[Start]
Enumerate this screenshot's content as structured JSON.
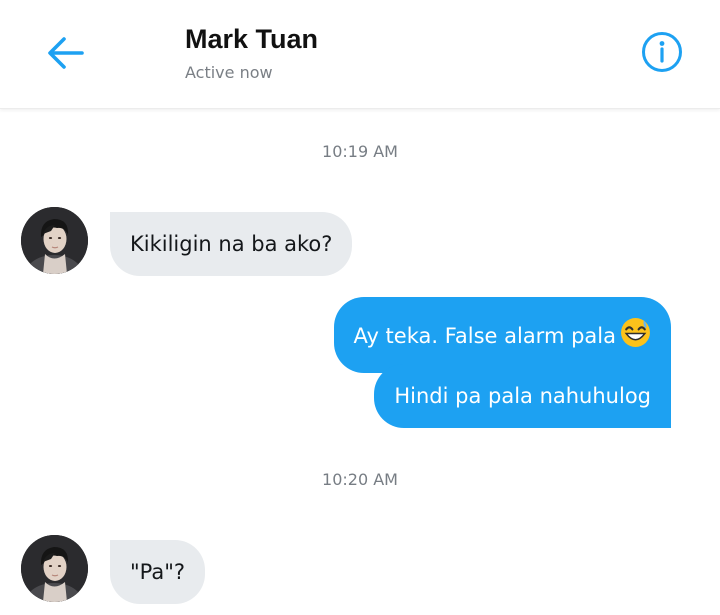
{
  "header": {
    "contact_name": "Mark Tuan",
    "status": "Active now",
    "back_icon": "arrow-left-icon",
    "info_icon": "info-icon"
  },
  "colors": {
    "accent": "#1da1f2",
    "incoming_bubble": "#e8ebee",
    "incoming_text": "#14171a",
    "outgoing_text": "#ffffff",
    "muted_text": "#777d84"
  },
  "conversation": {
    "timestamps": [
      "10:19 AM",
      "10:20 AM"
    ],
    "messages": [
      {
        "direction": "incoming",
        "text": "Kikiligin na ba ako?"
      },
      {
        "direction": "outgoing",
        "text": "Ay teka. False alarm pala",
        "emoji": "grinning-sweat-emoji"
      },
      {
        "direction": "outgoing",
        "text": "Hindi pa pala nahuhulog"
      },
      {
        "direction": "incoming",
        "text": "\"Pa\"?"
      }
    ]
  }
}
[End]
Retype every entry verbatim and exclude the pictures from the copy.

Enumerate this screenshot's content as structured JSON.
{
  "header": {
    "contact_name": "Mark Tuan",
    "status": "Active now",
    "back_icon": "arrow-left-icon",
    "info_icon": "info-icon"
  },
  "colors": {
    "accent": "#1da1f2",
    "incoming_bubble": "#e8ebee",
    "incoming_text": "#14171a",
    "outgoing_text": "#ffffff",
    "muted_text": "#777d84"
  },
  "conversation": {
    "timestamps": [
      "10:19 AM",
      "10:20 AM"
    ],
    "messages": [
      {
        "direction": "incoming",
        "text": "Kikiligin na ba ako?"
      },
      {
        "direction": "outgoing",
        "text": "Ay teka. False alarm pala",
        "emoji": "grinning-sweat-emoji"
      },
      {
        "direction": "outgoing",
        "text": "Hindi pa pala nahuhulog"
      },
      {
        "direction": "incoming",
        "text": "\"Pa\"?"
      }
    ]
  }
}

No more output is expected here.